# Entries supplied
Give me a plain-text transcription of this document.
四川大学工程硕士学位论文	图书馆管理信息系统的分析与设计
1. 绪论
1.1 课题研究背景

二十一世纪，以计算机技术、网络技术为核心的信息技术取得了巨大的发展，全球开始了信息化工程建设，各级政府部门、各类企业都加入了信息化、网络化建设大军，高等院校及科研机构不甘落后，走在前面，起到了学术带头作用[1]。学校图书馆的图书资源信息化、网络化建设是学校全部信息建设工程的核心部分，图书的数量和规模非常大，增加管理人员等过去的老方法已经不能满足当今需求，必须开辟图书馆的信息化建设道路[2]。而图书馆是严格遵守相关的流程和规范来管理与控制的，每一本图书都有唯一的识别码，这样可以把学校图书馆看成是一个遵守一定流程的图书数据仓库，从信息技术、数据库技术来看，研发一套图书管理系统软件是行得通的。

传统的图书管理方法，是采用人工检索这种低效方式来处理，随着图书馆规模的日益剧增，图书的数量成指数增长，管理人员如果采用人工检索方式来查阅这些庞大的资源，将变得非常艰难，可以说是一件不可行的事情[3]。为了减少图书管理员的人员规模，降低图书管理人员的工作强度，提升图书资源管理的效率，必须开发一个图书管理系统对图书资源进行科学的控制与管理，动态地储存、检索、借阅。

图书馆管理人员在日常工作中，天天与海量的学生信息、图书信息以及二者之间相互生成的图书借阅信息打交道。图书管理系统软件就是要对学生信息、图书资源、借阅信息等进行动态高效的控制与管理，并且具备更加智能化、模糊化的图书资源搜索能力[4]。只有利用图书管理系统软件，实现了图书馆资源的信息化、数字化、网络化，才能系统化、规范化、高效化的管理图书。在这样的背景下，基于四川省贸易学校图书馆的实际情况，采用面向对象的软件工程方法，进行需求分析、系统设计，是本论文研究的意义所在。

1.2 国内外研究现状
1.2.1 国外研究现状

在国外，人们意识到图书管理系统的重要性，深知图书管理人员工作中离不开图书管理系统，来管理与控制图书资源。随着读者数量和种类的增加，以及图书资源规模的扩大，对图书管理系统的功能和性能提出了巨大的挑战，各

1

# To do
Write out the whole listing again, exactly as it stands.

# Exercise response
Give me a plain-text transcription of this document.
四川大学工程硕士学位论文	图书馆管理信息系统的分析与设计
1. 绪论
1.1 课题研究背景

二十一世纪，以计算机技术、网络技术为核心的信息技术取得了巨大的发展，全球开始了信息化工程建设，各级政府部门、各类企业都加入了信息化、网络化建设大军，高等院校及科研机构不甘落后，走在前面，起到了学术带头作用[1]。学校图书馆的图书资源信息化、网络化建设是学校全部信息建设工程的核心部分，图书的数量和规模非常大，增加管理人员等过去的老方法已经不能满足当今需求，必须开辟图书馆的信息化建设道路[2]。而图书馆是严格遵守相关的流程和规范来管理与控制的，每一本图书都有唯一的识别码，这样可以把学校图书馆看成是一个遵守一定流程的图书数据仓库，从信息技术、数据库技术来看，研发一套图书管理系统软件是行得通的。

传统的图书管理方法，是采用人工检索这种低效方式来处理，随着图书馆规模的日益剧增，图书的数量成指数增长，管理人员如果采用人工检索方式来查阅这些庞大的资源，将变得非常艰难，可以说是一件不可行的事情[3]。为了减少图书管理员的人员规模，降低图书管理人员的工作强度，提升图书资源管理的效率，必须开发一个图书管理系统对图书资源进行科学的控制与管理，动态地储存、检索、借阅。

图书馆管理人员在日常工作中，天天与海量的学生信息、图书信息以及二者之间相互生成的图书借阅信息打交道。图书管理系统软件就是要对学生信息、图书资源、借阅信息等进行动态高效的控制与管理，并且具备更加智能化、模糊化的图书资源搜索能力[4]。只有利用图书管理系统软件，实现了图书馆资源的信息化、数字化、网络化，才能系统化、规范化、高效化的管理图书。在这样的背景下，基于四川省贸易学校图书馆的实际情况，采用面向对象的软件工程方法，进行需求分析、系统设计，是本论文研究的意义所在。

1.2 国内外研究现状
1.2.1 国外研究现状

在国外，人们意识到图书管理系统的重要性，深知图书管理人员工作中离不开图书管理系统，来管理与控制图书资源。随着读者数量和种类的增加，以及图书资源规模的扩大，对图书管理系统的功能和性能提出了巨大的挑战，各

1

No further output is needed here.